» **Records to use**
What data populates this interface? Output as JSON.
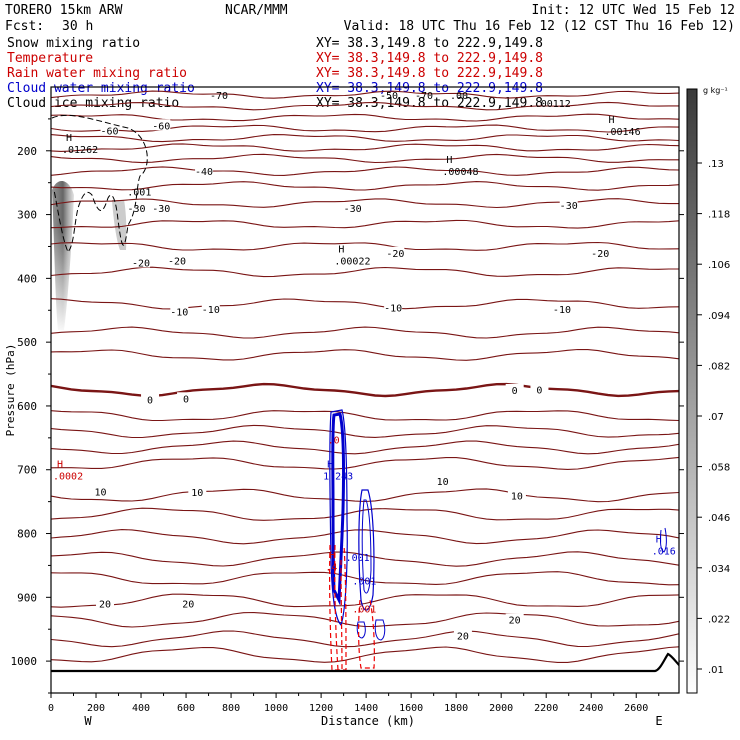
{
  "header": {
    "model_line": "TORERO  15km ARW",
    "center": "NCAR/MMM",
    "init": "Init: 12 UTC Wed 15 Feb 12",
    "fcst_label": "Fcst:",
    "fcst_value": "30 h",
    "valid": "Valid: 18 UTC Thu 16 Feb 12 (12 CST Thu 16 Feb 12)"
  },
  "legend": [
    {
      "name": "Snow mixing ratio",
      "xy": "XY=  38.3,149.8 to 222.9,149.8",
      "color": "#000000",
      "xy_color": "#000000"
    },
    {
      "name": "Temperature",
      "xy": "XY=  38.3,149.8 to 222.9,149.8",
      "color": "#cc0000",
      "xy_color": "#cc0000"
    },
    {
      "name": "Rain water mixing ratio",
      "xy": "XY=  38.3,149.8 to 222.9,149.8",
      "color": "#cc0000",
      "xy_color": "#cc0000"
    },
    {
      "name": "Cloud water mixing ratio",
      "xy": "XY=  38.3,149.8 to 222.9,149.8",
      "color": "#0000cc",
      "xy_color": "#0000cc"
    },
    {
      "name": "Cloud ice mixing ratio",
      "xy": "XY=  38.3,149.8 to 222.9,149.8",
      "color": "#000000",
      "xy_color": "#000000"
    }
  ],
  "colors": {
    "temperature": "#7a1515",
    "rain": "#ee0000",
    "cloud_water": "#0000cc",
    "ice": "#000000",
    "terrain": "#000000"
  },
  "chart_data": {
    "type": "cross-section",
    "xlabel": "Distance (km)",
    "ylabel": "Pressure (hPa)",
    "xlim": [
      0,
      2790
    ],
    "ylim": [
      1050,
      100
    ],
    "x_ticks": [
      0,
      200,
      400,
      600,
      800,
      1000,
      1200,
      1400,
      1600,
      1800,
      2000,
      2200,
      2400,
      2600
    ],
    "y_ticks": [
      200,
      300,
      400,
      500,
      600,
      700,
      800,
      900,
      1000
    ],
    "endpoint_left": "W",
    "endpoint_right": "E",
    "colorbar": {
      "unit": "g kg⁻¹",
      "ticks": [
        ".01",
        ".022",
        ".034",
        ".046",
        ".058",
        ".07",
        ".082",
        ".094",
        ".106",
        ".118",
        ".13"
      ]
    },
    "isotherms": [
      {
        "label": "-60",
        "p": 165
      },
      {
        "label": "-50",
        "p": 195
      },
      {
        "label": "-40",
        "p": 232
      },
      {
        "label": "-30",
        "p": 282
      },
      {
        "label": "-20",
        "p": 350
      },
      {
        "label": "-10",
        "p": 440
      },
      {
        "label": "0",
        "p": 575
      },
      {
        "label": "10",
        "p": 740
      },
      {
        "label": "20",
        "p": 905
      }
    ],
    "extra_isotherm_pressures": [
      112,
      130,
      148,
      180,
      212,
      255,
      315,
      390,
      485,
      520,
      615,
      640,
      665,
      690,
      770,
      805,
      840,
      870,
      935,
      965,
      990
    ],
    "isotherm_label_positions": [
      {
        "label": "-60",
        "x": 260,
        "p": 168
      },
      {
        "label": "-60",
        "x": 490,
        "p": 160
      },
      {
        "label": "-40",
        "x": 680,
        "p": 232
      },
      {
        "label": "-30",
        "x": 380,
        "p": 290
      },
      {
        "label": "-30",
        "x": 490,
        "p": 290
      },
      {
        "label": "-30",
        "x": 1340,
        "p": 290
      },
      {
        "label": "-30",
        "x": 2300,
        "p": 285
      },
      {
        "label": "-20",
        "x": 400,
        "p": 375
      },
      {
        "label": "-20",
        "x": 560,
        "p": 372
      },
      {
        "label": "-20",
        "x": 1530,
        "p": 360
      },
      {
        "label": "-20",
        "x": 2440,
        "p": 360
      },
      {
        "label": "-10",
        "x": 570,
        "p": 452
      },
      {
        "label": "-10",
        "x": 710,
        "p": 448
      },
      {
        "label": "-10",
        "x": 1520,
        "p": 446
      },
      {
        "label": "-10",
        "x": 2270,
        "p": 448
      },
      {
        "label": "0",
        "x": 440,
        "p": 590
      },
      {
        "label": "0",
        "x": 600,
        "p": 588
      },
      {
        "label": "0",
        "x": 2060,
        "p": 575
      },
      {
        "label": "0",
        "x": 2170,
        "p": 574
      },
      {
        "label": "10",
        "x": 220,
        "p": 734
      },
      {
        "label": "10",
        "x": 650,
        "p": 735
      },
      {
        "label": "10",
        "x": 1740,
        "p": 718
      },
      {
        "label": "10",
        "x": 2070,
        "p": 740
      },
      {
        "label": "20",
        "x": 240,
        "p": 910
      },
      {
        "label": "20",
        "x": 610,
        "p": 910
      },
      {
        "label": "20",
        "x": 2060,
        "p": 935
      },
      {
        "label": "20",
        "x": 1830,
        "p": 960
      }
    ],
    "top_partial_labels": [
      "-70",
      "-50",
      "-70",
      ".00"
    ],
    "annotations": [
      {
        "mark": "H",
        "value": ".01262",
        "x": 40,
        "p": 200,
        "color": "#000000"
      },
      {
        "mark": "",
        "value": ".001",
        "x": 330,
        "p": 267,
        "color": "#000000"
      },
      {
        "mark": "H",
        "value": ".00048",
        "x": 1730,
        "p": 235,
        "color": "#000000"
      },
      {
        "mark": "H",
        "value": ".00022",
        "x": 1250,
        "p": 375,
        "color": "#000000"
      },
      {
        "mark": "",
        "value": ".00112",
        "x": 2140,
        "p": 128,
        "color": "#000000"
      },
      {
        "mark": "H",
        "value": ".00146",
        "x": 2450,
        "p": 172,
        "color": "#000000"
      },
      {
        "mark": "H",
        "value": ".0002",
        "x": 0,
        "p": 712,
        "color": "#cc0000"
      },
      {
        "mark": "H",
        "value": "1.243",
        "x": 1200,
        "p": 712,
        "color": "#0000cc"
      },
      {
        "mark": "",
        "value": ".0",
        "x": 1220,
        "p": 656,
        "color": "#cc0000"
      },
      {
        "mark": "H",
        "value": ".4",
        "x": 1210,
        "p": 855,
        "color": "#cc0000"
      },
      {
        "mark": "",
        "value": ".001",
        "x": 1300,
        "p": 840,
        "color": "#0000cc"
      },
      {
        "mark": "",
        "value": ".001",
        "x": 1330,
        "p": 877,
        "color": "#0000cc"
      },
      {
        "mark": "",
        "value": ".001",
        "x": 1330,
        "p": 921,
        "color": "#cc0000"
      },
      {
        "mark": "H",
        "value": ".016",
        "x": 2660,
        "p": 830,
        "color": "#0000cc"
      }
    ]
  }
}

» **Exercise objective**
Check each line of the entries for the string "mixing". Copy the lines that have it.

» **Written answer**
      "name": "Snow mixing ratio",
      "name": "Rain water mixing ratio",
      "name": "Cloud water mixing ratio",
      "name": "Cloud ice mixing ratio",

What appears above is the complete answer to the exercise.